### Material
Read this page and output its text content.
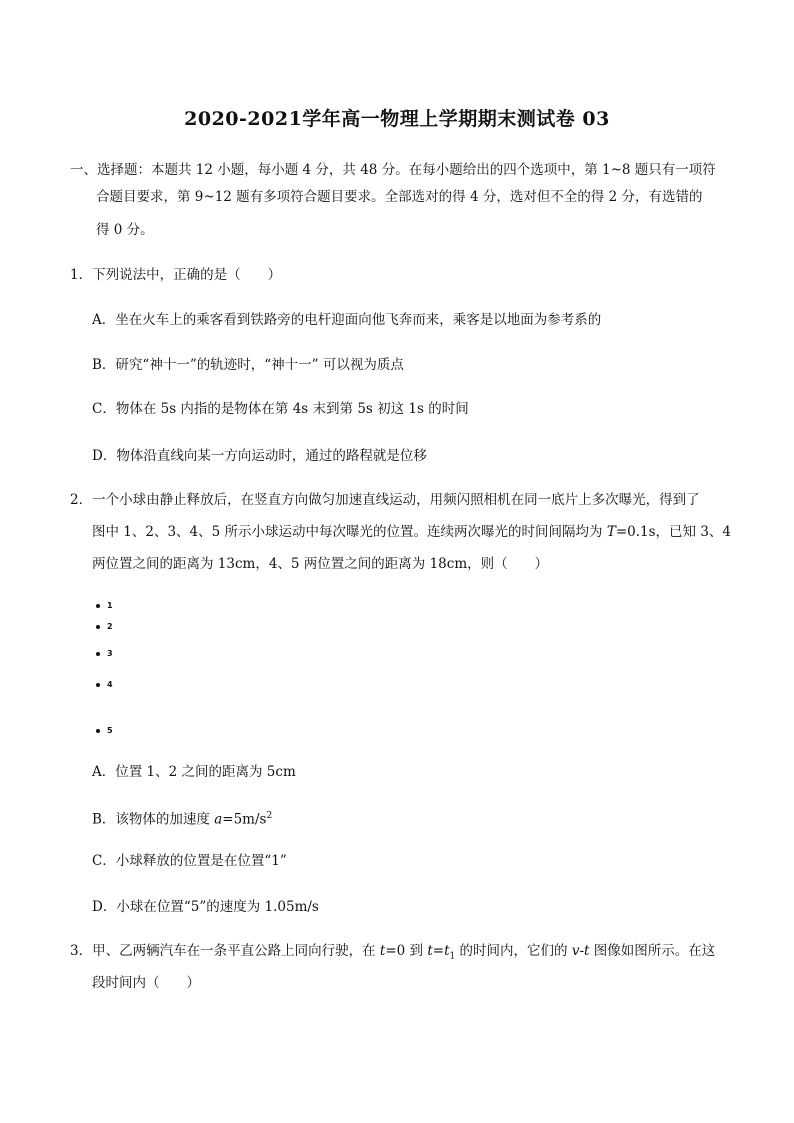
2020-2021学年高一物理上学期期末测试卷 03
一、选择题：本题共 12 小题，每小题 4 分，共 48 分。在每小题给出的四个选项中，第 1~8 题只有一项符
合题目要求，第 9~12 题有多项符合题目要求。全部选对的得 4 分，选对但不全的得 2 分，有选错的
得 0 分。
1．下列说法中，正确的是（　　）
A．坐在火车上的乘客看到铁路旁的电杆迎面向他飞奔而来，乘客是以地面为参考系的
B．研究“神十一”的轨迹时，“神十一” 可以视为质点
C．物体在 5s 内指的是物体在第 4s 末到第 5s 初这 1s 的时间
D．物体沿直线向某一方向运动时，通过的路程就是位移
2．一个小球由静止释放后，在竖直方向做匀加速直线运动，用频闪照相机在同一底片上多次曝光，得到了
图中 1、2、3、4、5 所示小球运动中每次曝光的位置。连续两次曝光的时间间隔均为 T=0.1s，已知 3、4
两位置之间的距离为 13cm，4、5 两位置之间的距离为 18cm，则（　　）
1
2
3
4
5
A．位置 1、2 之间的距离为 5cm
B．该物体的加速度 $a=5m/s^2$
C．小球释放的位置是在位置“1”
D．小球在位置“5”的速度为 1.05m/s
3．甲、乙两辆汽车在一条平直公路上同向行驶，在 t=0 到 $t=t_1$ 的时间内，它们的 v-t 图像如图所示。在这
段时间内（　　）
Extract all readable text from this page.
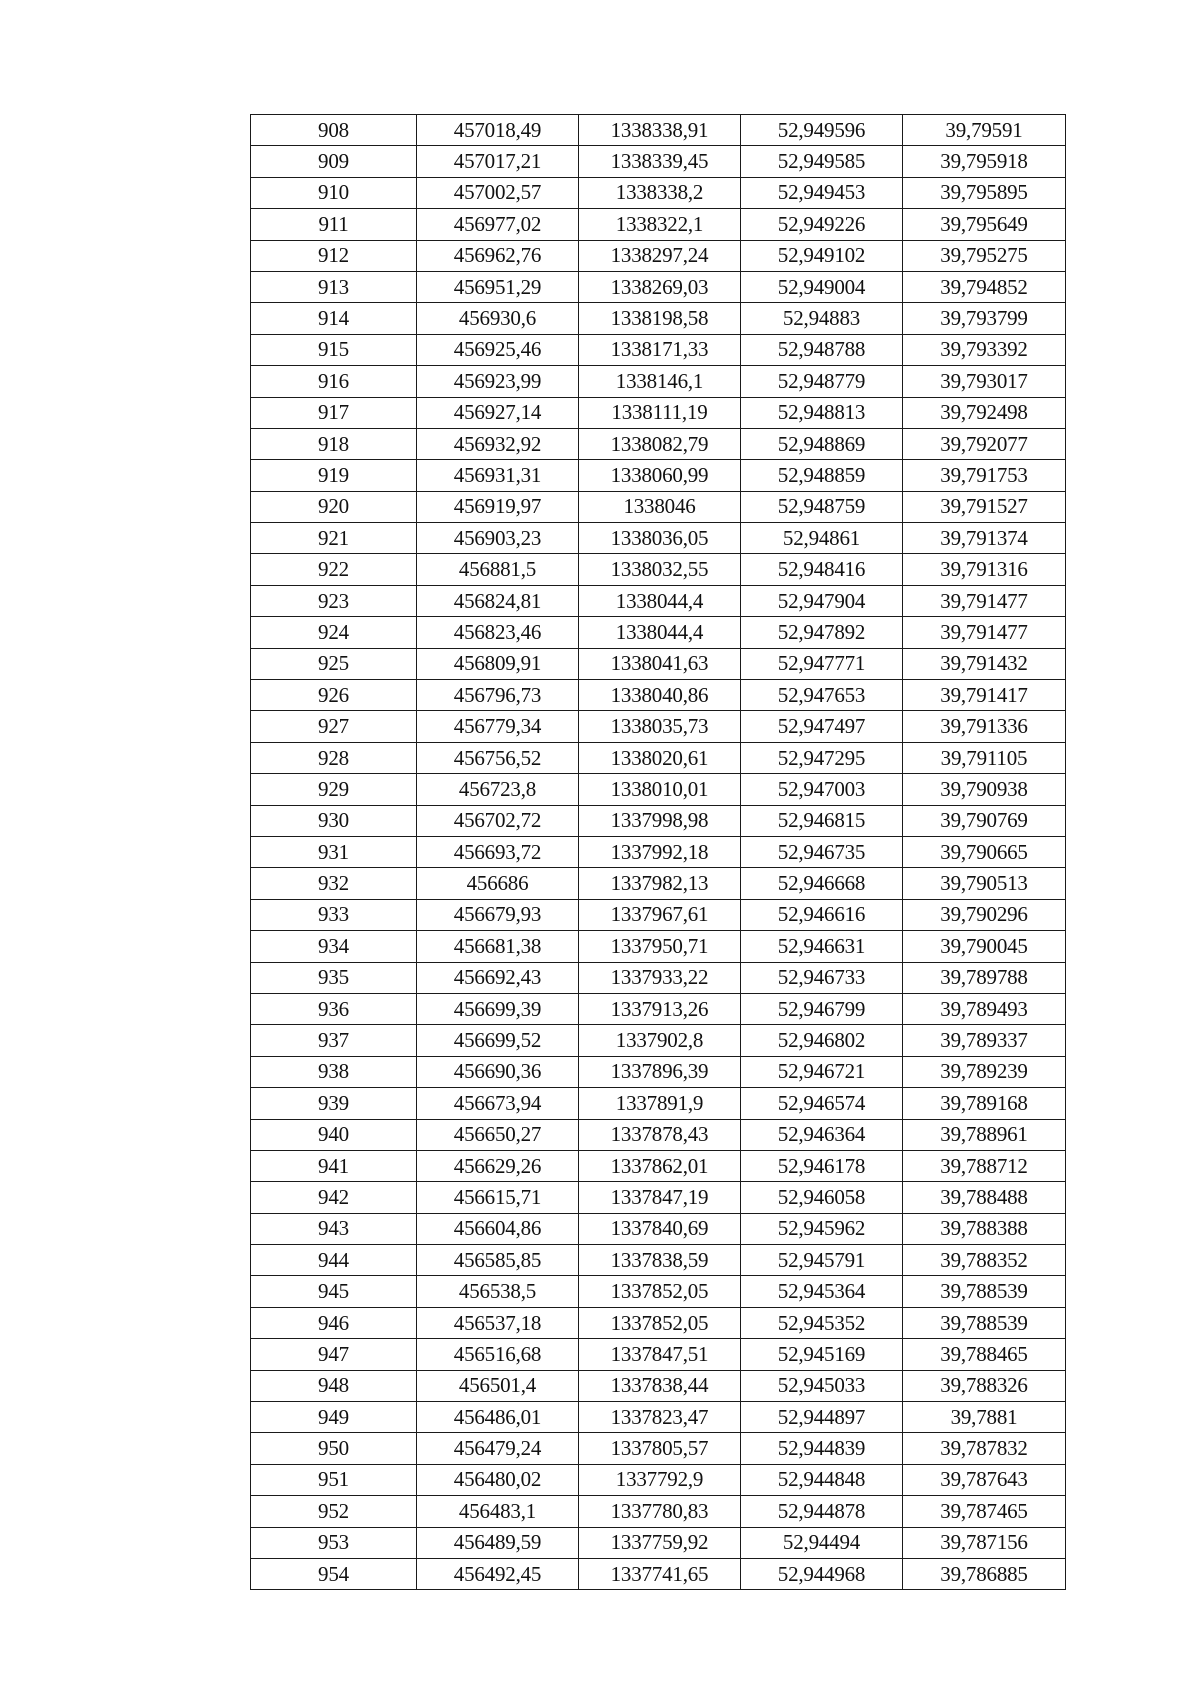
908	457018,49	1338338,91	52,949596	39,79591
909	457017,21	1338339,45	52,949585	39,795918
910	457002,57	1338338,2	52,949453	39,795895
911	456977,02	1338322,1	52,949226	39,795649
912	456962,76	1338297,24	52,949102	39,795275
913	456951,29	1338269,03	52,949004	39,794852
914	456930,6	1338198,58	52,94883	39,793799
915	456925,46	1338171,33	52,948788	39,793392
916	456923,99	1338146,1	52,948779	39,793017
917	456927,14	1338111,19	52,948813	39,792498
918	456932,92	1338082,79	52,948869	39,792077
919	456931,31	1338060,99	52,948859	39,791753
920	456919,97	1338046	52,948759	39,791527
921	456903,23	1338036,05	52,94861	39,791374
922	456881,5	1338032,55	52,948416	39,791316
923	456824,81	1338044,4	52,947904	39,791477
924	456823,46	1338044,4	52,947892	39,791477
925	456809,91	1338041,63	52,947771	39,791432
926	456796,73	1338040,86	52,947653	39,791417
927	456779,34	1338035,73	52,947497	39,791336
928	456756,52	1338020,61	52,947295	39,791105
929	456723,8	1338010,01	52,947003	39,790938
930	456702,72	1337998,98	52,946815	39,790769
931	456693,72	1337992,18	52,946735	39,790665
932	456686	1337982,13	52,946668	39,790513
933	456679,93	1337967,61	52,946616	39,790296
934	456681,38	1337950,71	52,946631	39,790045
935	456692,43	1337933,22	52,946733	39,789788
936	456699,39	1337913,26	52,946799	39,789493
937	456699,52	1337902,8	52,946802	39,789337
938	456690,36	1337896,39	52,946721	39,789239
939	456673,94	1337891,9	52,946574	39,789168
940	456650,27	1337878,43	52,946364	39,788961
941	456629,26	1337862,01	52,946178	39,788712
942	456615,71	1337847,19	52,946058	39,788488
943	456604,86	1337840,69	52,945962	39,788388
944	456585,85	1337838,59	52,945791	39,788352
945	456538,5	1337852,05	52,945364	39,788539
946	456537,18	1337852,05	52,945352	39,788539
947	456516,68	1337847,51	52,945169	39,788465
948	456501,4	1337838,44	52,945033	39,788326
949	456486,01	1337823,47	52,944897	39,7881
950	456479,24	1337805,57	52,944839	39,787832
951	456480,02	1337792,9	52,944848	39,787643
952	456483,1	1337780,83	52,944878	39,787465
953	456489,59	1337759,92	52,94494	39,787156
954	456492,45	1337741,65	52,944968	39,786885
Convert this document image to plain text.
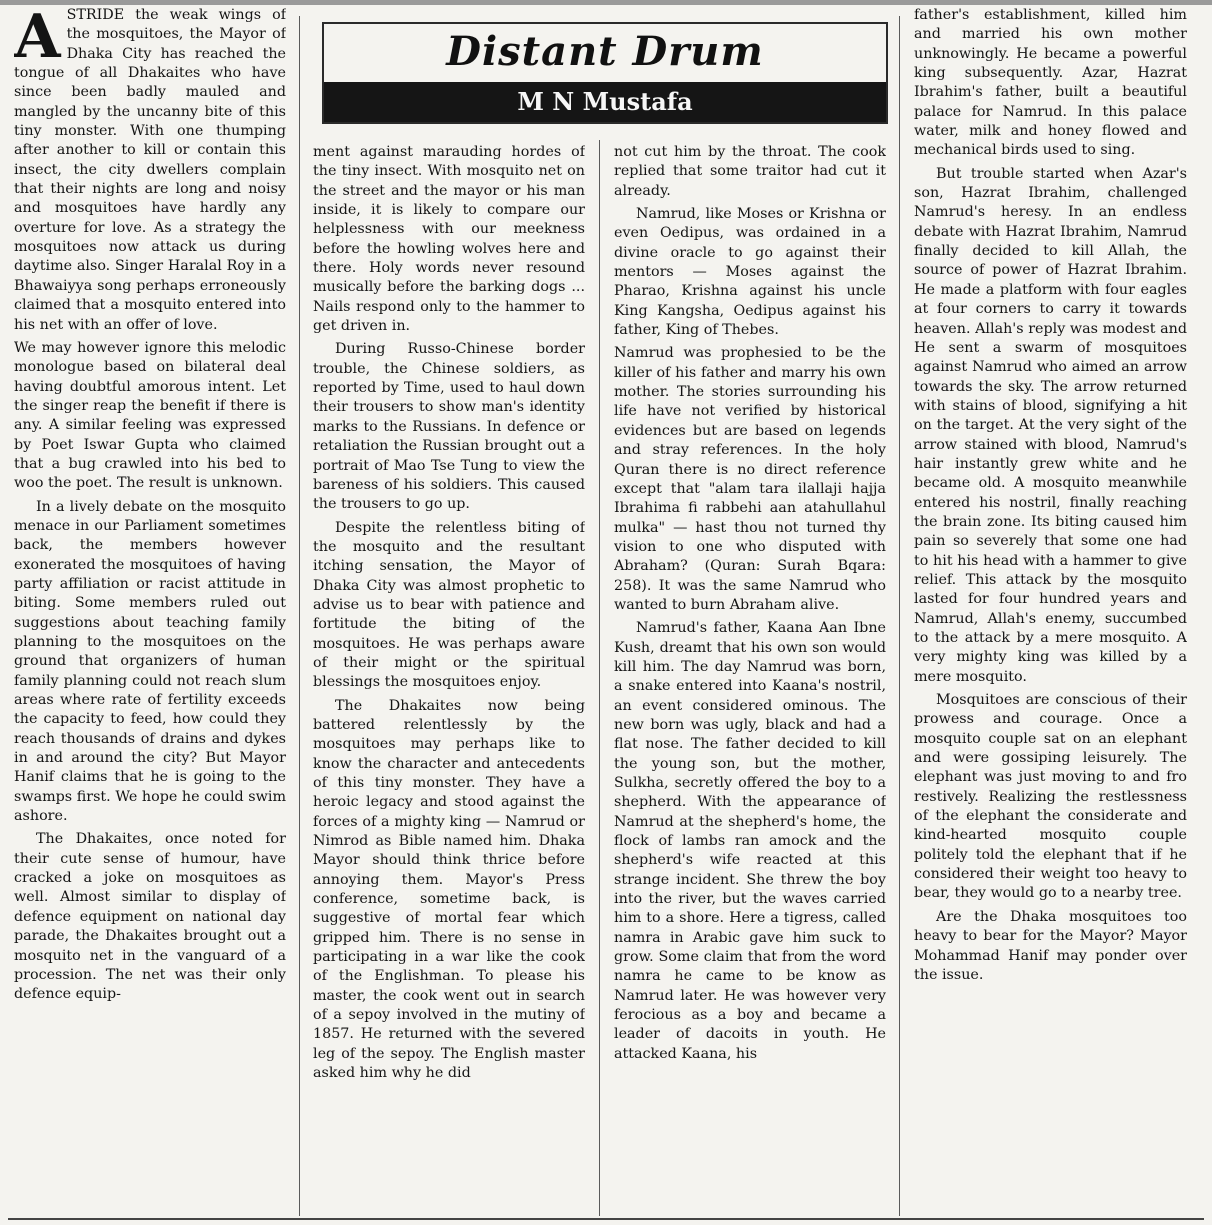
ASTRIDE the weak wings of the mosquitoes, the Mayor of Dhaka City has reached the tongue of all Dhakaites who have since been badly mauled and mangled by the uncanny bite of this tiny monster. With one thumping after another to kill or contain this insect, the city dwellers complain that their nights are long and noisy and mosquitoes have hardly any overture for love. As a strategy the mosquitoes now attack us during daytime also. Singer Haralal Roy in a Bhawaiyya song perhaps erroneously claimed that a mosquito entered into his net with an offer of love.

We may however ignore this melodic monologue based on bilateral deal having doubtful amorous intent. Let the singer reap the benefit if there is any. A similar feeling was expressed by Poet Iswar Gupta who claimed that a bug crawled into his bed to woo the poet. The result is unknown.

In a lively debate on the mosquito menace in our Parliament sometimes back, the members however exonerated the mosquitoes of having party affiliation or racist attitude in biting. Some members ruled out suggestions about teaching family planning to the mosquitoes on the ground that organizers of human family planning could not reach slum areas where rate of fertility exceeds the capacity to feed, how could they reach thousands of drains and dykes in and around the city? But Mayor Hanif claims that he is going to the swamps first. We hope he could swim ashore.

The Dhakaites, once noted for their cute sense of humour, have cracked a joke on mosquitoes as well. Almost similar to display of defence equipment on national day parade, the Dhakaites brought out a mosquito net in the vanguard of a procession. The net was their only defence equip-

Distant Drum
M N Mustafa

ment against marauding hordes of the tiny insect. With mosquito net on the street and the mayor or his man inside, it is likely to compare our helplessness with our meekness before the howling wolves here and there. Holy words never resound musically before the barking dogs ... Nails respond only to the hammer to get driven in.

During Russo-Chinese border trouble, the Chinese soldiers, as reported by Time, used to haul down their trousers to show man's identity marks to the Russians. In defence or retaliation the Russian brought out a portrait of Mao Tse Tung to view the bareness of his soldiers. This caused the trousers to go up.

Despite the relentless biting of the mosquito and the resultant itching sensation, the Mayor of Dhaka City was almost prophetic to advise us to bear with patience and fortitude the biting of the mosquitoes. He was perhaps aware of their might or the spiritual blessings the mosquitoes enjoy.

The Dhakaites now being battered relentlessly by the mosquitoes may perhaps like to know the character and antecedents of this tiny monster. They have a heroic legacy and stood against the forces of a mighty king — Namrud or Nimrod as Bible named him. Dhaka Mayor should think thrice before annoying them. Mayor's Press conference, sometime back, is suggestive of mortal fear which gripped him. There is no sense in participating in a war like the cook of the Englishman. To please his master, the cook went out in search of a sepoy involved in the mutiny of 1857. He returned with the severed leg of the sepoy. The English master asked him why he did

not cut him by the throat. The cook replied that some traitor had cut it already.

Namrud, like Moses or Krishna or even Oedipus, was ordained in a divine oracle to go against their mentors — Moses against the Pharao, Krishna against his uncle King Kangsha, Oedipus against his father, King of Thebes.

Namrud was prophesied to be the killer of his father and marry his own mother. The stories surrounding his life have not verified by historical evidences but are based on legends and stray references. In the holy Quran there is no direct reference except that "alam tara ilallaji hajja Ibrahima fi rabbehi aan atahullahul mulka" — hast thou not turned thy vision to one who disputed with Abraham? (Quran: Surah Bqara: 258). It was the same Namrud who wanted to burn Abraham alive.

Namrud's father, Kaana Aan Ibne Kush, dreamt that his own son would kill him. The day Namrud was born, a snake entered into Kaana's nostril, an event considered ominous. The new born was ugly, black and had a flat nose. The father decided to kill the young son, but the mother, Sulkha, secretly offered the boy to a shepherd. With the appearance of Namrud at the shepherd's home, the flock of lambs ran amock and the shepherd's wife reacted at this strange incident. She threw the boy into the river, but the waves carried him to a shore. Here a tigress, called namra in Arabic gave him suck to grow. Some claim that from the word namra he came to be know as Namrud later. He was however very ferocious as a boy and became a leader of dacoits in youth. He attacked Kaana, his

father's establishment, killed him and married his own mother unknowingly. He became a powerful king subsequently. Azar, Hazrat Ibrahim's father, built a beautiful palace for Namrud. In this palace water, milk and honey flowed and mechanical birds used to sing.

But trouble started when Azar's son, Hazrat Ibrahim, challenged Namrud's heresy. In an endless debate with Hazrat Ibrahim, Namrud finally decided to kill Allah, the source of power of Hazrat Ibrahim. He made a platform with four eagles at four corners to carry it towards heaven. Allah's reply was modest and He sent a swarm of mosquitoes against Namrud who aimed an arrow towards the sky. The arrow returned with stains of blood, signifying a hit on the target. At the very sight of the arrow stained with blood, Namrud's hair instantly grew white and he became old. A mosquito meanwhile entered his nostril, finally reaching the brain zone. Its biting caused him pain so severely that some one had to hit his head with a hammer to give relief. This attack by the mosquito lasted for four hundred years and Namrud, Allah's enemy, succumbed to the attack by a mere mosquito. A very mighty king was killed by a mere mosquito.

Mosquitoes are conscious of their prowess and courage. Once a mosquito couple sat on an elephant and were gossiping leisurely. The elephant was just moving to and fro restively. Realizing the restlessness of the elephant the considerate and kind-hearted mosquito couple politely told the elephant that if he considered their weight too heavy to bear, they would go to a nearby tree.

Are the Dhaka mosquitoes too heavy to bear for the Mayor? Mayor Mohammad Hanif may ponder over the issue.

### Written exercise
Go through the records. Copy each line where "page" appears.

### Problem solution
Read this page and output its text content.
Extract all readable text from this page.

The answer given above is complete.